What you are asked to do:
Each entry below is to be given again word for word, with no pictures.

Stored items
________________________
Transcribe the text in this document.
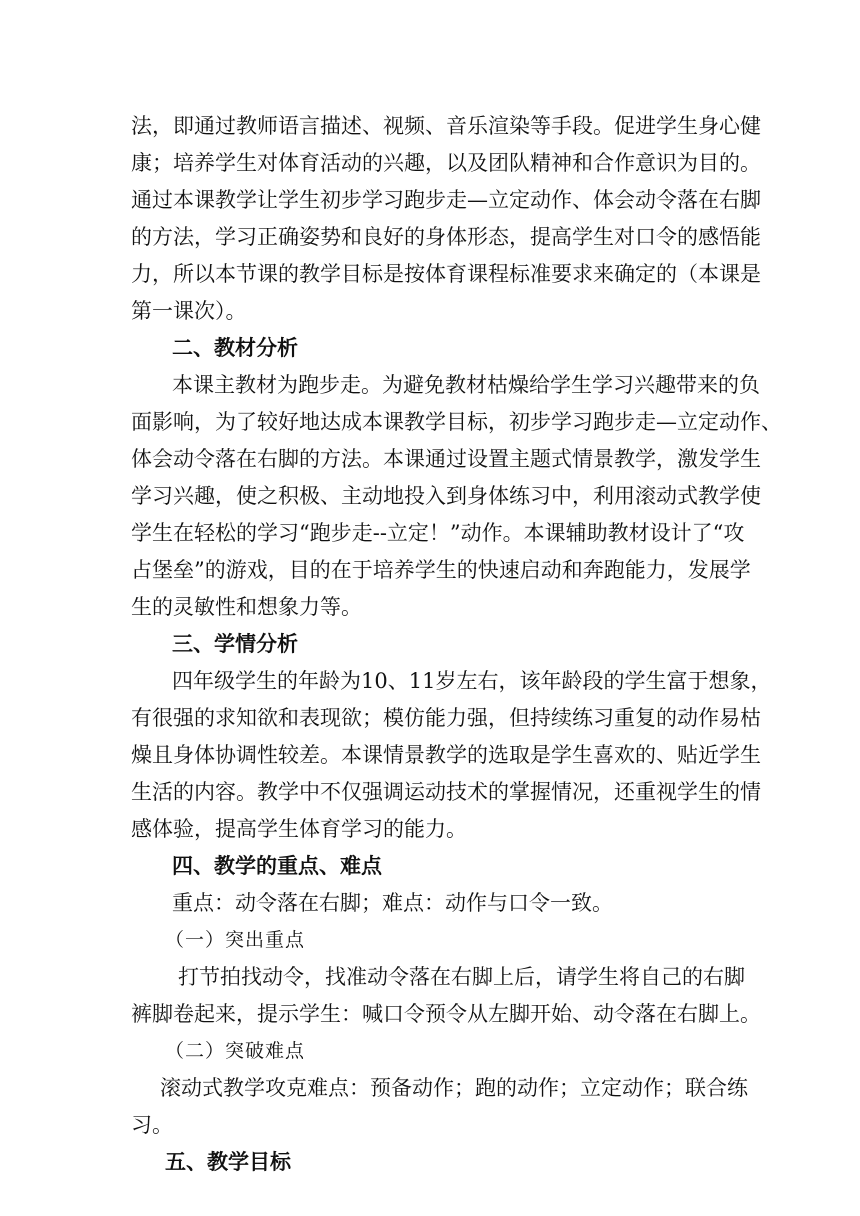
法，即通过教师语言描述、视频、音乐渲染等手段。促进学生身心健

康；培养学生对体育活动的兴趣，以及团队精神和合作意识为目的。

通过本课教学让学生初步学习跑步走—立定动作、体会动令落在右脚

的方法，学习正确姿势和良好的身体形态，提高学生对口令的感悟能

力，所以本节课的教学目标是按体育课程标准要求来确定的（本课是

第一课次）。

二、教材分析

本课主教材为跑步走。为避免教材枯燥给学生学习兴趣带来的负

面影响，为了较好地达成本课教学目标，初步学习跑步走—立定动作、

体会动令落在右脚的方法。本课通过设置主题式情景教学，激发学生

学习兴趣，使之积极、主动地投入到身体练习中，利用滚动式教学使

学生在轻松的学习“跑步走--立定！”动作。本课辅助教材设计了“攻

占堡垒”的游戏，目的在于培养学生的快速启动和奔跑能力，发展学

生的灵敏性和想象力等。

三、学情分析

四年级学生的年龄为10、11岁左右，该年龄段的学生富于想象，

有很强的求知欲和表现欲；模仿能力强，但持续练习重复的动作易枯

燥且身体协调性较差。本课情景教学的选取是学生喜欢的、贴近学生

生活的内容。教学中不仅强调运动技术的掌握情况，还重视学生的情

感体验，提高学生体育学习的能力。

四、教学的重点、难点

重点：动令落在右脚；难点：动作与口令一致。

（一）突出重点

打节拍找动令，找准动令落在右脚上后，请学生将自己的右脚

裤脚卷起来，提示学生：喊口令预令从左脚开始、动令落在右脚上。

（二）突破难点

滚动式教学攻克难点：预备动作；跑的动作；立定动作；联合练

习。

五、教学目标
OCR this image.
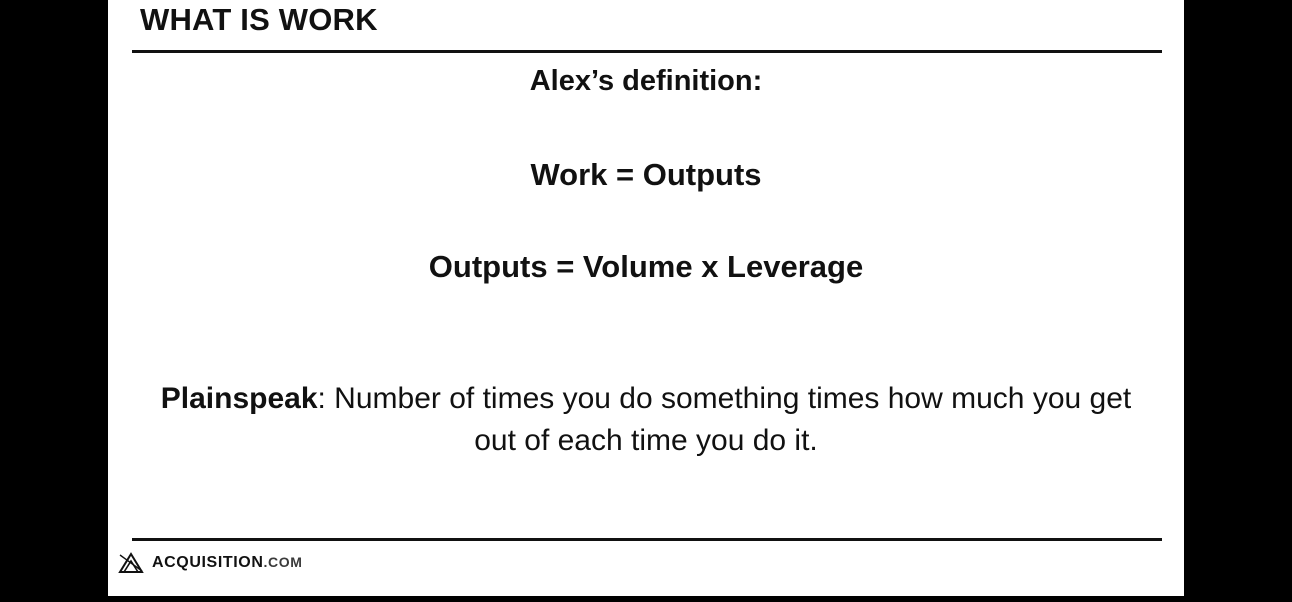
WHAT IS WORK

Alex’s definition:

Work = Outputs

Outputs = Volume x Leverage

Plainspeak: Number of times you do something times how much you get out of each time you do it.
ACQUISITION.COM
________________________
Answer to this task:
Transcribe the text in this document.
法，即通过教师语言描述、视频、音乐渲染等手段。促进学生身心健

康；培养学生对体育活动的兴趣，以及团队精神和合作意识为目的。

通过本课教学让学生初步学习跑步走—立定动作、体会动令落在右脚

的方法，学习正确姿势和良好的身体形态，提高学生对口令的感悟能

力，所以本节课的教学目标是按体育课程标准要求来确定的（本课是

第一课次）。

二、教材分析

本课主教材为跑步走。为避免教材枯燥给学生学习兴趣带来的负

面影响，为了较好地达成本课教学目标，初步学习跑步走—立定动作、

体会动令落在右脚的方法。本课通过设置主题式情景教学，激发学生

学习兴趣，使之积极、主动地投入到身体练习中，利用滚动式教学使

学生在轻松的学习“跑步走--立定！”动作。本课辅助教材设计了“攻

占堡垒”的游戏，目的在于培养学生的快速启动和奔跑能力，发展学

生的灵敏性和想象力等。

三、学情分析

四年级学生的年龄为10、11岁左右，该年龄段的学生富于想象，

有很强的求知欲和表现欲；模仿能力强，但持续练习重复的动作易枯

燥且身体协调性较差。本课情景教学的选取是学生喜欢的、贴近学生

生活的内容。教学中不仅强调运动技术的掌握情况，还重视学生的情

感体验，提高学生体育学习的能力。

四、教学的重点、难点

重点：动令落在右脚；难点：动作与口令一致。

（一）突出重点

打节拍找动令，找准动令落在右脚上后，请学生将自己的右脚

裤脚卷起来，提示学生：喊口令预令从左脚开始、动令落在右脚上。

（二）突破难点

滚动式教学攻克难点：预备动作；跑的动作；立定动作；联合练

习。

五、教学目标
OCR this image.
WHAT IS WORK

Alex’s definition:

Work = Outputs

Outputs = Volume x Leverage

Plainspeak: Number of times you do something times how much you get out of each time you do it.
ACQUISITION.COM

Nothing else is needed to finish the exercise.